Your task:
Every line must be returned precisely as it is written.

Data in this exercise:
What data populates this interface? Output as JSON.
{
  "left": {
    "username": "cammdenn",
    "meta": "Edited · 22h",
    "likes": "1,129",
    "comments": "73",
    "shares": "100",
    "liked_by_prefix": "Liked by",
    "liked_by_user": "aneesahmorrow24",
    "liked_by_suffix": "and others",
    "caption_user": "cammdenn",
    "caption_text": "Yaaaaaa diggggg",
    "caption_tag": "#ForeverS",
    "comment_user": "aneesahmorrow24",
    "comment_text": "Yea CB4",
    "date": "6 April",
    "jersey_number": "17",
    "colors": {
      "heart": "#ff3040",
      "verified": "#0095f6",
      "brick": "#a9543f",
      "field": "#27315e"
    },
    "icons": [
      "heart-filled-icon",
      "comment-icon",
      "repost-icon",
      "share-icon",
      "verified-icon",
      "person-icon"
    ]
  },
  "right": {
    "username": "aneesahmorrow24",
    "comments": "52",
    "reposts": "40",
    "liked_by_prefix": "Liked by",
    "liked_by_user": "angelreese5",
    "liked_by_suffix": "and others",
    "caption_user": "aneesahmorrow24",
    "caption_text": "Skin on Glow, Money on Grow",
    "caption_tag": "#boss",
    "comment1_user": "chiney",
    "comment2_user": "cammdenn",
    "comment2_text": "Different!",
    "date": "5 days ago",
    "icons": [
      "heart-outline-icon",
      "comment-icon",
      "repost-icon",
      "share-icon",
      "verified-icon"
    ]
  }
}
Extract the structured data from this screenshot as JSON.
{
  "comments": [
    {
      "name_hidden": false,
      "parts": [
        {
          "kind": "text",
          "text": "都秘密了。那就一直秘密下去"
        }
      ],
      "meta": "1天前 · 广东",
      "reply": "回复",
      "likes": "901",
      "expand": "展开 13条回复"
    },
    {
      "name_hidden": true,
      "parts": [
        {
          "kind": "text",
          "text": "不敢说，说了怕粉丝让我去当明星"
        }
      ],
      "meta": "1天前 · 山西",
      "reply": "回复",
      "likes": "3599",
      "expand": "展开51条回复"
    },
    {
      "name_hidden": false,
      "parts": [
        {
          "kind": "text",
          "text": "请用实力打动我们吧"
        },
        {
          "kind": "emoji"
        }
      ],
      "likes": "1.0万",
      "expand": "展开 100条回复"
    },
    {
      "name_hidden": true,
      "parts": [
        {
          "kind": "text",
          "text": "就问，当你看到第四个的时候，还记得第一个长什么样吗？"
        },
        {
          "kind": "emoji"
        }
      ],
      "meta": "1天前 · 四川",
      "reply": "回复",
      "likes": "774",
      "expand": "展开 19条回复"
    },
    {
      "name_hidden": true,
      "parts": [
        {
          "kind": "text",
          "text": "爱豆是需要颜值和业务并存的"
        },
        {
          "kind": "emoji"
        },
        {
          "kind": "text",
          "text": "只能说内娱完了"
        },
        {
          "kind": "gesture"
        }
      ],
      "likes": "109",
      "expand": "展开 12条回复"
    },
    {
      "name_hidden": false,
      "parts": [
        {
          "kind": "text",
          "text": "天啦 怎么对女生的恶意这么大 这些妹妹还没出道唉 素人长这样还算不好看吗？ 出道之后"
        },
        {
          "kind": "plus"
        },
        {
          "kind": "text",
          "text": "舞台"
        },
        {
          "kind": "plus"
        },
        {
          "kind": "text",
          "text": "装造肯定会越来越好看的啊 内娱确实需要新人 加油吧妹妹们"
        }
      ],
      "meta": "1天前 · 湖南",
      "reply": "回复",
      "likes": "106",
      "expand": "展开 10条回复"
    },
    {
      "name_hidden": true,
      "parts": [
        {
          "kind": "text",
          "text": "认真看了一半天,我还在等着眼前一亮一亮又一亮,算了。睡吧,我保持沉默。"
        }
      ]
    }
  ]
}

Right answer:
What data populates this interface? Output as JSON.
{
  "left": {
    "username": "cammdenn",
    "meta": "Edited · 22h",
    "likes": "1,129",
    "comments": "73",
    "shares": "100",
    "liked_by_prefix": "Liked by",
    "liked_by_user": "aneesahmorrow24",
    "liked_by_suffix": "and others",
    "caption_user": "cammdenn",
    "caption_text": "Yaaaaaa diggggg",
    "caption_tag": "#ForeverS",
    "comment_user": "aneesahmorrow24",
    "comment_text": "Yea CB4",
    "date": "6 April",
    "jersey_number": "17",
    "colors": {
      "heart": "#ff3040",
      "verified": "#0095f6",
      "brick": "#a9543f",
      "field": "#27315e"
    },
    "icons": [
      "heart-filled-icon",
      "comment-icon",
      "repost-icon",
      "share-icon",
      "verified-icon",
      "person-icon"
    ]
  },
  "right": {
    "username": "aneesahmorrow24",
    "comments": "52",
    "reposts": "40",
    "liked_by_prefix": "Liked by",
    "liked_by_user": "angelreese5",
    "liked_by_suffix": "and others",
    "caption_user": "aneesahmorrow24",
    "caption_text": "Skin on Glow, Money on Grow",
    "caption_tag": "#boss",
    "comment1_user": "chiney",
    "comment2_user": "cammdenn",
    "comment2_text": "Different!",
    "date": "5 days ago",
    "icons": [
      "heart-outline-icon",
      "comment-icon",
      "repost-icon",
      "share-icon",
      "verified-icon"
    ]
  }
}
Extract the structured data from this screenshot as JSON.
{
  "comments": [
    {
      "name_hidden": false,
      "parts": [
        {
          "kind": "text",
          "text": "都秘密了。那就一直秘密下去"
        }
      ],
      "meta": "1天前 · 广东",
      "reply": "回复",
      "likes": "901",
      "expand": "展开 13条回复"
    },
    {
      "name_hidden": true,
      "parts": [
        {
          "kind": "text",
          "text": "不敢说，说了怕粉丝让我去当明星"
        }
      ],
      "meta": "1天前 · 山西",
      "reply": "回复",
      "likes": "3599",
      "expand": "展开51条回复"
    },
    {
      "name_hidden": false,
      "parts": [
        {
          "kind": "text",
          "text": "请用实力打动我们吧"
        },
        {
          "kind": "emoji"
        }
      ],
      "likes": "1.0万",
      "expand": "展开 100条回复"
    },
    {
      "name_hidden": true,
      "parts": [
        {
          "kind": "text",
          "text": "就问，当你看到第四个的时候，还记得第一个长什么样吗？"
        },
        {
          "kind": "emoji"
        }
      ],
      "meta": "1天前 · 四川",
      "reply": "回复",
      "likes": "774",
      "expand": "展开 19条回复"
    },
    {
      "name_hidden": true,
      "parts": [
        {
          "kind": "text",
          "text": "爱豆是需要颜值和业务并存的"
        },
        {
          "kind": "emoji"
        },
        {
          "kind": "text",
          "text": "只能说内娱完了"
        },
        {
          "kind": "gesture"
        }
      ],
      "likes": "109",
      "expand": "展开 12条回复"
    },
    {
      "name_hidden": false,
      "parts": [
        {
          "kind": "text",
          "text": "天啦 怎么对女生的恶意这么大 这些妹妹还没出道唉 素人长这样还算不好看吗？ 出道之后"
        },
        {
          "kind": "plus"
        },
        {
          "kind": "text",
          "text": "舞台"
        },
        {
          "kind": "plus"
        },
        {
          "kind": "text",
          "text": "装造肯定会越来越好看的啊 内娱确实需要新人 加油吧妹妹们"
        }
      ],
      "meta": "1天前 · 湖南",
      "reply": "回复",
      "likes": "106",
      "expand": "展开 10条回复"
    },
    {
      "name_hidden": true,
      "parts": [
        {
          "kind": "text",
          "text": "认真看了一半天,我还在等着眼前一亮一亮又一亮,算了。睡吧,我保持沉默。"
        }
      ]
    }
  ]
}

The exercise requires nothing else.